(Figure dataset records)
========================
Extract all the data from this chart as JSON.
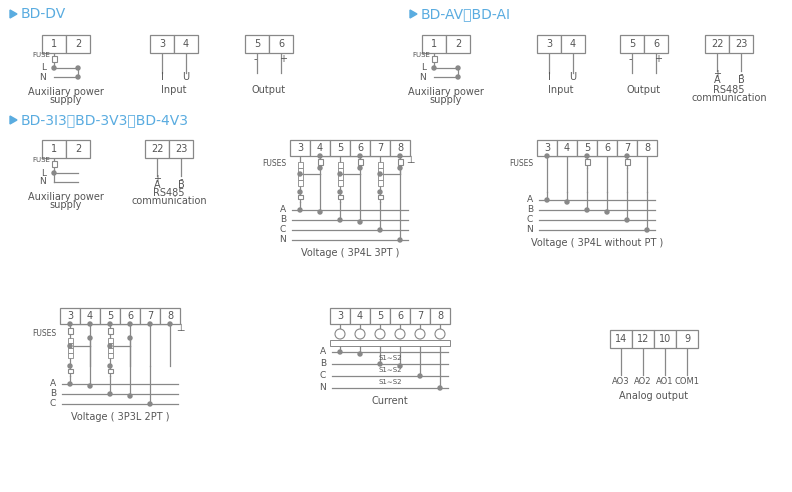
{
  "bg_color": "#ffffff",
  "line_color": "#888888",
  "blue_color": "#5aace0",
  "text_color": "#555555",
  "section1_title": "> BD-DV",
  "section2_title": "> BD-AV、BD-AI",
  "section3_title": "> BD-3I3、BD-3V3、BD-4V3",
  "figsize": [
    7.92,
    4.92
  ],
  "dpi": 100
}
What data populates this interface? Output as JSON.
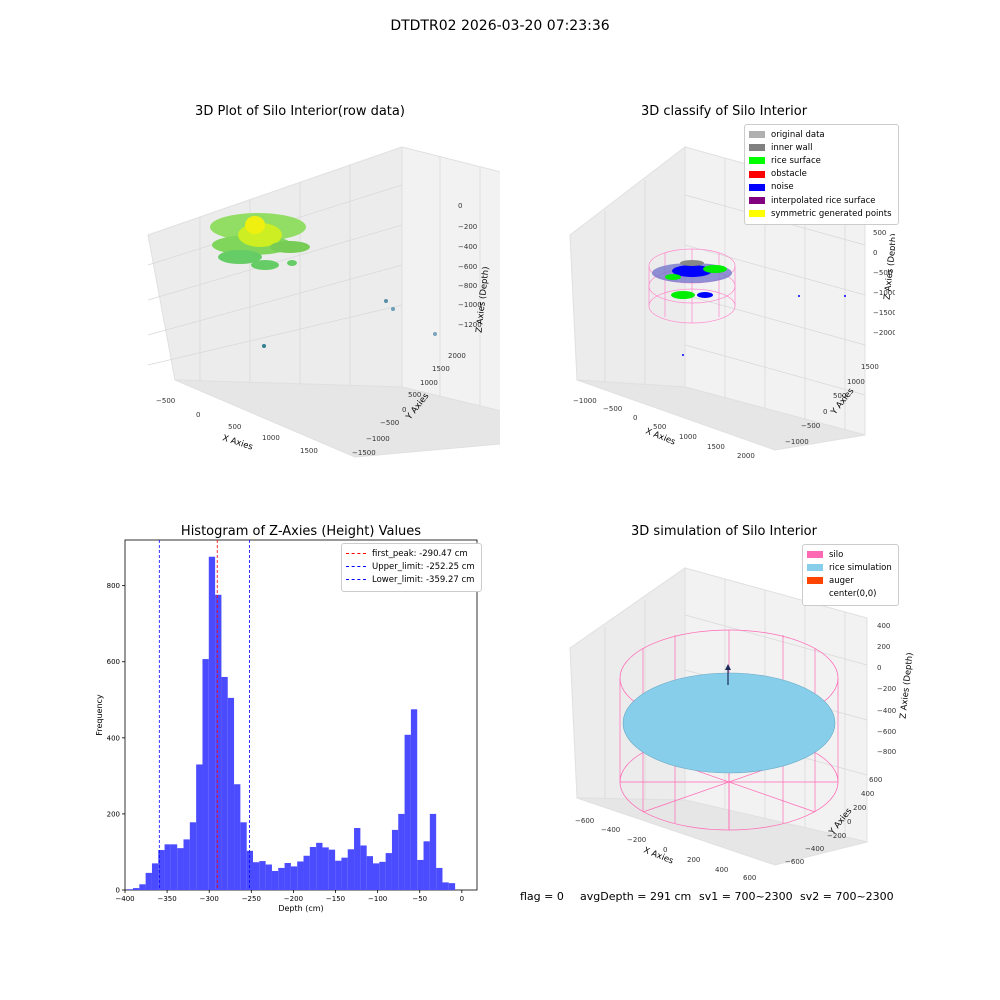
{
  "suptitle": "DTDTR02 2026-03-20 07:23:36",
  "footer": {
    "flag": "flag = 0",
    "avg_depth": "avgDepth = 291 cm",
    "sv1": "sv1 = 700~2300",
    "sv2": "sv2 = 700~2300"
  },
  "colors": {
    "histogram_bar": "#4b4bff",
    "first_peak": "#ff0000",
    "limits": "#0000ff",
    "silo": "#ff69b4",
    "rice_simulation": "#87ceeb",
    "auger": "#ff4500"
  },
  "chart_data": [
    {
      "type": "scatter",
      "title": "3D Plot of Silo Interior(row data)",
      "xlabel": "X Axies",
      "ylabel": "Y Axies",
      "zlabel": "Z Axies (Depth)",
      "x_ticks": [
        "−500",
        "0",
        "500",
        "1000",
        "1500"
      ],
      "y_ticks": [
        "−1500",
        "−1000",
        "−500",
        "0",
        "500",
        "1000",
        "1500",
        "2000"
      ],
      "z_ticks": [
        "0",
        "−200",
        "−400",
        "−600",
        "−800",
        "−1000",
        "−1200"
      ],
      "xlim": [
        -600,
        1800
      ],
      "ylim": [
        -1600,
        2100
      ],
      "zlim": [
        -1350,
        50
      ]
    },
    {
      "type": "scatter",
      "title": "3D classify of Silo Interior",
      "xlabel": "X Axies",
      "ylabel": "Y Axies",
      "zlabel": "Z Axies (Depth)",
      "x_ticks": [
        "−1000",
        "−500",
        "0",
        "500",
        "1000",
        "1500",
        "2000"
      ],
      "y_ticks": [
        "−1000",
        "−500",
        "0",
        "500",
        "1000",
        "1500"
      ],
      "z_ticks": [
        "1000",
        "500",
        "0",
        "−500",
        "−1000",
        "−1500",
        "−2000"
      ],
      "legend": [
        {
          "label": "original data",
          "color": "#b0b0b0"
        },
        {
          "label": "inner wall",
          "color": "#808080"
        },
        {
          "label": "rice surface",
          "color": "#00ff00"
        },
        {
          "label": "obstacle",
          "color": "#ff0000"
        },
        {
          "label": "noise",
          "color": "#0000ff"
        },
        {
          "label": "interpolated rice surface",
          "color": "#800080"
        },
        {
          "label": "symmetric generated points",
          "color": "#ffff00"
        }
      ],
      "legend_position": "top-right"
    },
    {
      "type": "bar",
      "title": "Histogram of Z-Axies (Height) Values",
      "xlabel": "Depth (cm)",
      "ylabel": "Frequency",
      "xlim": [
        -400,
        18
      ],
      "ylim": [
        0,
        920
      ],
      "x_ticks": [
        -400,
        -350,
        -300,
        -250,
        -200,
        -150,
        -100,
        -50,
        0
      ],
      "y_ticks": [
        0,
        200,
        400,
        600,
        800
      ],
      "bin_start": -398,
      "bin_width": 7.5,
      "values": [
        2,
        5,
        15,
        45,
        70,
        105,
        120,
        120,
        110,
        133,
        178,
        330,
        607,
        876,
        776,
        560,
        505,
        278,
        178,
        103,
        73,
        76,
        67,
        50,
        58,
        71,
        62,
        75,
        90,
        113,
        124,
        112,
        106,
        77,
        85,
        107,
        163,
        117,
        89,
        70,
        74,
        97,
        158,
        200,
        408,
        475,
        79,
        128,
        200,
        58,
        20,
        18
      ],
      "lines": [
        {
          "label": "first_peak: -290.47 cm",
          "x": -290.47,
          "color": "#ff0000"
        },
        {
          "label": "Upper_limit: -252.25 cm",
          "x": -252.25,
          "color": "#0000ff"
        },
        {
          "label": "Lower_limit: -359.27 cm",
          "x": -359.27,
          "color": "#0000ff"
        }
      ],
      "legend_position": "top-right"
    },
    {
      "type": "scatter",
      "title": "3D simulation of Silo Interior",
      "xlabel": "X Axies",
      "ylabel": "Y Axies",
      "zlabel": "Z Axies (Depth)",
      "x_ticks": [
        "−600",
        "−400",
        "−200",
        "0",
        "200",
        "400",
        "600"
      ],
      "y_ticks": [
        "−600",
        "−400",
        "−200",
        "0",
        "200",
        "400",
        "600"
      ],
      "z_ticks": [
        "400",
        "200",
        "0",
        "−200",
        "−400",
        "−600",
        "−800"
      ],
      "legend": [
        {
          "label": "silo",
          "color": "#ff69b4"
        },
        {
          "label": "rice simulation",
          "color": "#87ceeb"
        },
        {
          "label": "auger",
          "color": "#ff4500"
        },
        {
          "label": "center(0,0)",
          "color": "none"
        }
      ],
      "legend_position": "top-right"
    }
  ]
}
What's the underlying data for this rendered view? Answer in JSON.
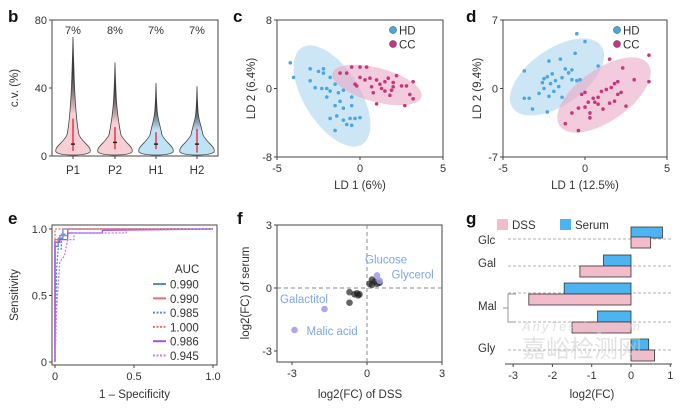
{
  "colors": {
    "hd": "#4aa7e0",
    "cc": "#c9367e",
    "hd_fill": "#bfe0f3",
    "cc_fill": "#f1c2d6",
    "dss": "#f2bccb",
    "serum": "#4cb4f0",
    "label": "#7fa6e6",
    "highlight": "#9d98ee"
  },
  "chart_data": [
    {
      "panel": "b",
      "type": "violin",
      "ylabel": "c.v. (%)",
      "ylim": [
        0,
        80
      ],
      "yticks": [
        "0",
        "40",
        "80"
      ],
      "categories": [
        "P1",
        "P2",
        "H1",
        "H2"
      ],
      "annotations": [
        "7%",
        "8%",
        "7%",
        "7%"
      ],
      "max": [
        70,
        55,
        43,
        41
      ],
      "median": [
        7,
        8,
        7,
        7
      ],
      "iqr_high": [
        22,
        17,
        14,
        16
      ],
      "iqr_low": [
        3,
        4,
        4,
        2
      ],
      "group": [
        "cc",
        "cc",
        "hd",
        "hd"
      ]
    },
    {
      "panel": "c",
      "type": "scatter",
      "xlabel": "LD 1 (6%)",
      "ylabel": "LD 2 (6.4%)",
      "xlim": [
        -5,
        5
      ],
      "ylim": [
        -8,
        8
      ],
      "xticks": [
        "-5",
        "0",
        "5"
      ],
      "yticks": [
        "8",
        "0",
        "-8"
      ],
      "legend": [
        "HD",
        "CC"
      ],
      "legend_position": "top-right",
      "series": [
        {
          "name": "HD",
          "points": [
            [
              -4.2,
              3
            ],
            [
              -4,
              1.3
            ],
            [
              -3,
              2.3
            ],
            [
              -3,
              0.9
            ],
            [
              -2.5,
              2
            ],
            [
              -2.2,
              2.3
            ],
            [
              -2.2,
              1.8
            ],
            [
              -2.3,
              0
            ],
            [
              -2,
              0
            ],
            [
              -1.8,
              1.3
            ],
            [
              -1.5,
              0.5
            ],
            [
              -1.3,
              -0.5
            ],
            [
              -1,
              -0.2
            ],
            [
              -1.5,
              -2
            ],
            [
              -1.2,
              -1.5
            ],
            [
              -1,
              -2.3
            ],
            [
              -0.5,
              -1
            ],
            [
              -0.5,
              -2
            ],
            [
              -1.8,
              -3.5
            ],
            [
              -1.4,
              -3.2
            ],
            [
              -1,
              -3.7
            ],
            [
              -0.8,
              -4.2
            ],
            [
              -0.6,
              -3.5
            ],
            [
              -0.3,
              -3.5
            ],
            [
              -1.5,
              -4.9
            ],
            [
              -0.5,
              -4.3
            ],
            [
              -2,
              -1
            ],
            [
              -1.8,
              -0.3
            ],
            [
              0,
              -3.4
            ],
            [
              -2.7,
              0.1
            ]
          ]
        },
        {
          "name": "CC",
          "points": [
            [
              -1.2,
              1.8
            ],
            [
              -0.8,
              1.8
            ],
            [
              -0.5,
              2.5
            ],
            [
              0,
              2.5
            ],
            [
              0.4,
              2.5
            ],
            [
              0,
              1.3
            ],
            [
              0.3,
              1
            ],
            [
              0.6,
              1.2
            ],
            [
              1,
              1
            ],
            [
              1.2,
              0.5
            ],
            [
              1.5,
              0.8
            ],
            [
              1.7,
              1.2
            ],
            [
              2,
              0.7
            ],
            [
              2,
              0.2
            ],
            [
              1.5,
              -0.3
            ],
            [
              1.8,
              -0.8
            ],
            [
              2.5,
              0.3
            ],
            [
              2.8,
              0.3
            ],
            [
              3,
              -0.7
            ],
            [
              3.2,
              -1.2
            ],
            [
              3.2,
              0.8
            ],
            [
              2.7,
              -2
            ],
            [
              0.8,
              -0.5
            ],
            [
              1,
              -1.8
            ],
            [
              -0.3,
              0.5
            ],
            [
              0.7,
              0.2
            ],
            [
              1.3,
              0
            ],
            [
              2.2,
              1.5
            ],
            [
              -0.2,
              0.3
            ],
            [
              1.9,
              -0.2
            ]
          ]
        }
      ]
    },
    {
      "panel": "d",
      "type": "scatter",
      "xlabel": "LD 1 (12.5%)",
      "ylabel": "LD 2 (9.4%)",
      "xlim": [
        -5,
        5
      ],
      "ylim": [
        -7,
        7
      ],
      "xticks": [
        "-5",
        "0",
        "5"
      ],
      "yticks": [
        "7",
        "0",
        "-7"
      ],
      "legend": [
        "HD",
        "CC"
      ],
      "legend_position": "top-right",
      "series": [
        {
          "name": "HD",
          "points": [
            [
              -3.7,
              -1
            ],
            [
              -3.4,
              -1
            ],
            [
              -3.2,
              -2.1
            ],
            [
              -3.7,
              1.8
            ],
            [
              -2.8,
              -0.5
            ],
            [
              -2.5,
              0
            ],
            [
              -2.5,
              1
            ],
            [
              -2.3,
              1.2
            ],
            [
              -2.3,
              -2.4
            ],
            [
              -2.1,
              0.5
            ],
            [
              -2,
              1.5
            ],
            [
              -1.9,
              -0.3
            ],
            [
              -1.8,
              0.8
            ],
            [
              -1.6,
              0.2
            ],
            [
              -1.4,
              1.1
            ],
            [
              -1.2,
              2
            ],
            [
              -1,
              1.6
            ],
            [
              -0.8,
              1.9
            ],
            [
              -0.8,
              0.9
            ],
            [
              -0.6,
              3.6
            ],
            [
              -0.5,
              0.8
            ],
            [
              0,
              4.8
            ],
            [
              -0.3,
              0.9
            ],
            [
              -1.5,
              3
            ],
            [
              -2.2,
              2.8
            ],
            [
              -2.6,
              0.6
            ],
            [
              -2.2,
              -0.8
            ],
            [
              -0.5,
              5.6
            ],
            [
              0.8,
              2.3
            ],
            [
              -1.4,
              -0.9
            ]
          ]
        },
        {
          "name": "CC",
          "points": [
            [
              -1.2,
              -3.6
            ],
            [
              -0.4,
              -2
            ],
            [
              -0.4,
              -4.3
            ],
            [
              -0.2,
              -0.6
            ],
            [
              0,
              -1.9
            ],
            [
              0,
              -0.4
            ],
            [
              0.2,
              -1.4
            ],
            [
              0.3,
              -2.5
            ],
            [
              0.5,
              -1
            ],
            [
              0.6,
              -1.4
            ],
            [
              0.8,
              -0.9
            ],
            [
              1,
              -0.3
            ],
            [
              1.1,
              -2.1
            ],
            [
              1.3,
              -0.1
            ],
            [
              1.5,
              -1.5
            ],
            [
              1.6,
              0.1
            ],
            [
              1.8,
              0.5
            ],
            [
              2,
              -0.6
            ],
            [
              2,
              0.7
            ],
            [
              2.2,
              -0.4
            ],
            [
              2.3,
              2.1
            ],
            [
              2.5,
              -1.8
            ],
            [
              3,
              0.9
            ],
            [
              3.9,
              3.4
            ],
            [
              3.9,
              0.7
            ],
            [
              1.5,
              3
            ],
            [
              0.3,
              -3
            ],
            [
              -0.8,
              -2.5
            ],
            [
              1.8,
              -1.3
            ],
            [
              0.8,
              -1.6
            ]
          ]
        }
      ]
    },
    {
      "panel": "e",
      "type": "line",
      "xlabel": "1 – Specificity",
      "ylabel": "Sensitivity",
      "xlim": [
        0,
        1
      ],
      "ylim": [
        0,
        1
      ],
      "xticks": [
        "0",
        "0.5",
        "1.0"
      ],
      "yticks": [
        "0",
        "0.5",
        "1.0"
      ],
      "legend_title": "AUC",
      "legend_position": "bottom-right",
      "series": [
        {
          "name": "0.990",
          "color": "#4a8fe0",
          "dash": false,
          "x": [
            0,
            0,
            0.02,
            0.02,
            0.05,
            0.05,
            1
          ],
          "y": [
            0,
            0.87,
            0.87,
            0.93,
            0.93,
            1,
            1
          ]
        },
        {
          "name": "0.990",
          "color": "#f07070",
          "dash": false,
          "x": [
            0,
            0,
            0.03,
            0.03,
            0.08,
            0.08,
            1
          ],
          "y": [
            0,
            0.92,
            0.92,
            0.95,
            0.95,
            1,
            1
          ]
        },
        {
          "name": "0.985",
          "color": "#4a8fe0",
          "dash": true,
          "x": [
            0,
            0.01,
            0.02,
            0.04,
            0.04,
            0.08,
            0.08,
            1
          ],
          "y": [
            0,
            0.7,
            0.85,
            0.85,
            0.96,
            0.96,
            1,
            1
          ]
        },
        {
          "name": "1.000",
          "color": "#f07070",
          "dash": true,
          "x": [
            0,
            0,
            1
          ],
          "y": [
            0,
            1,
            1
          ]
        },
        {
          "name": "0.986",
          "color": "#a050f0",
          "dash": false,
          "x": [
            0,
            0,
            0.03,
            0.03,
            0.08,
            0.08,
            0.3,
            0.3,
            1
          ],
          "y": [
            0,
            0.9,
            0.9,
            0.92,
            0.92,
            0.97,
            0.97,
            0.99,
            1
          ]
        },
        {
          "name": "0.945",
          "color": "#c080f0",
          "dash": true,
          "x": [
            0,
            0.01,
            0.03,
            0.06,
            0.08,
            0.12,
            0.12,
            0.45,
            0.45,
            1
          ],
          "y": [
            0,
            0.4,
            0.75,
            0.8,
            0.92,
            0.92,
            0.97,
            0.97,
            0.99,
            1
          ]
        }
      ]
    },
    {
      "panel": "f",
      "type": "scatter",
      "xlabel": "log2(FC) of DSS",
      "ylabel": "log2(FC) of serum",
      "xlim": [
        -3,
        3
      ],
      "ylim": [
        -3,
        3
      ],
      "xticks": [
        "-3",
        "0",
        "3"
      ],
      "yticks": [
        "3",
        "0",
        "-3"
      ],
      "points": [
        [
          0.1,
          0.2
        ],
        [
          0.2,
          0.4
        ],
        [
          0.3,
          0.3
        ],
        [
          0.4,
          0.2
        ],
        [
          0.5,
          0.25
        ],
        [
          0.2,
          0.15
        ],
        [
          -0.3,
          -0.3
        ],
        [
          -0.4,
          -0.25
        ],
        [
          -0.5,
          -0.3
        ],
        [
          -0.7,
          -0.2
        ],
        [
          -0.7,
          -0.7
        ],
        [
          -0.35,
          -0.35
        ]
      ],
      "labeled": [
        {
          "name": "Glucose",
          "x": 0.4,
          "y": 0.6
        },
        {
          "name": "Glycerol",
          "x": 0.5,
          "y": 0.35
        },
        {
          "name": "Galactitol",
          "x": -1.7,
          "y": -1.0
        },
        {
          "name": "Malic acid",
          "x": -2.9,
          "y": -2.0
        }
      ]
    },
    {
      "panel": "g",
      "type": "bar",
      "xlabel": "log2(FC)",
      "xlim": [
        -3,
        1
      ],
      "xticks": [
        "-3",
        "-2",
        "-1",
        "0",
        "1"
      ],
      "legend": [
        "DSS",
        "Serum"
      ],
      "legend_position": "top",
      "categories": [
        "Glc",
        "Gal",
        "Mal",
        "Mal",
        "Gly"
      ],
      "series": [
        {
          "name": "Serum",
          "values": [
            0.8,
            -0.7,
            -1.7,
            -0.85,
            0.45
          ]
        },
        {
          "name": "DSS",
          "values": [
            0.5,
            -1.3,
            -2.6,
            -1.5,
            0.6
          ]
        }
      ]
    }
  ],
  "panel_labels": [
    "b",
    "c",
    "d",
    "e",
    "f",
    "g"
  ],
  "watermark": {
    "cn": "嘉峪检测网",
    "en": "AnyTesting.com"
  }
}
========================
#### [Directions for this task]
Extract every line above that contains the word "xlabel".

#### [Task output]
      "xlabel": "X Axies",
      "xlabel": "X Axies",
      "xlabel": "Depth (cm)",
      "xlabel": "X Axies",
      "xlabel": "LD 1 (6%)",
      "xlabel": "LD 1 (12.5%)",
      "xlabel": "1 – Specificity",
      "xlabel": "log2(FC) of DSS",
      "xlabel": "log2(FC)",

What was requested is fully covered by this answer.